* **Raw data**
════════════════

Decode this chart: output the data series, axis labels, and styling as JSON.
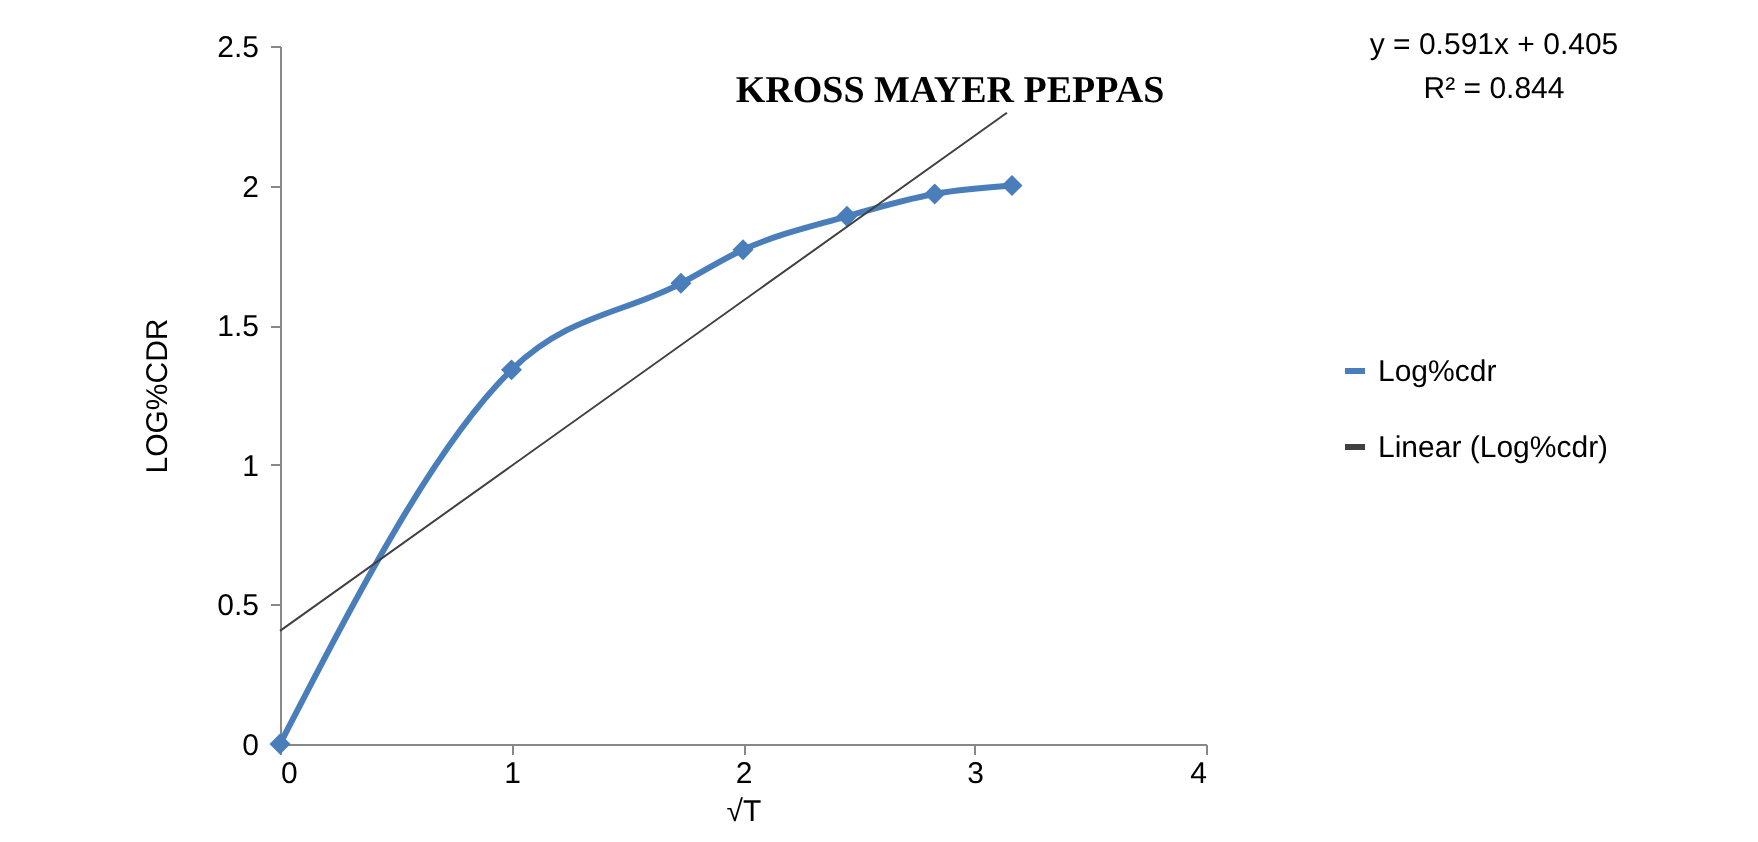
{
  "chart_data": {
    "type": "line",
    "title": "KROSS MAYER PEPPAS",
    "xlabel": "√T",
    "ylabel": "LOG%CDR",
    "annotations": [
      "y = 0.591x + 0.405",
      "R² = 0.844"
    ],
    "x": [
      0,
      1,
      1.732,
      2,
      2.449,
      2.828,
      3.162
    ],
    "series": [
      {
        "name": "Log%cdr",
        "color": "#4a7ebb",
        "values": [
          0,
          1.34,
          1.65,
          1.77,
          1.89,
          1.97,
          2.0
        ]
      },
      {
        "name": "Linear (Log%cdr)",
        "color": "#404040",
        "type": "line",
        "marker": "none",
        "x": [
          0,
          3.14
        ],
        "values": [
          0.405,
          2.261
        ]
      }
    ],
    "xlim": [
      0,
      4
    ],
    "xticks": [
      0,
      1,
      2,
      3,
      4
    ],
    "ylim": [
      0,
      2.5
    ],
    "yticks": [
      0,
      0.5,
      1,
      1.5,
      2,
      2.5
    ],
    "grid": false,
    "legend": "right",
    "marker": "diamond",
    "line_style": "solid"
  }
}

════════════════

Quote the material word for word, dropping any images it holds.

* **Exercise response**
Decode this chart: output the data series, axis labels, and styling as JSON.
{
  "chart_data": {
    "type": "line",
    "title": "KROSS MAYER PEPPAS",
    "xlabel": "√T",
    "ylabel": "LOG%CDR",
    "annotations": [
      "y = 0.591x + 0.405",
      "R² = 0.844"
    ],
    "x": [
      0,
      1,
      1.732,
      2,
      2.449,
      2.828,
      3.162
    ],
    "series": [
      {
        "name": "Log%cdr",
        "color": "#4a7ebb",
        "values": [
          0,
          1.34,
          1.65,
          1.77,
          1.89,
          1.97,
          2.0
        ]
      },
      {
        "name": "Linear (Log%cdr)",
        "color": "#404040",
        "type": "line",
        "marker": "none",
        "x": [
          0,
          3.14
        ],
        "values": [
          0.405,
          2.261
        ]
      }
    ],
    "xlim": [
      0,
      4
    ],
    "xticks": [
      0,
      1,
      2,
      3,
      4
    ],
    "ylim": [
      0,
      2.5
    ],
    "yticks": [
      0,
      0.5,
      1,
      1.5,
      2,
      2.5
    ],
    "grid": false,
    "legend": "right",
    "marker": "diamond",
    "line_style": "solid"
  }
}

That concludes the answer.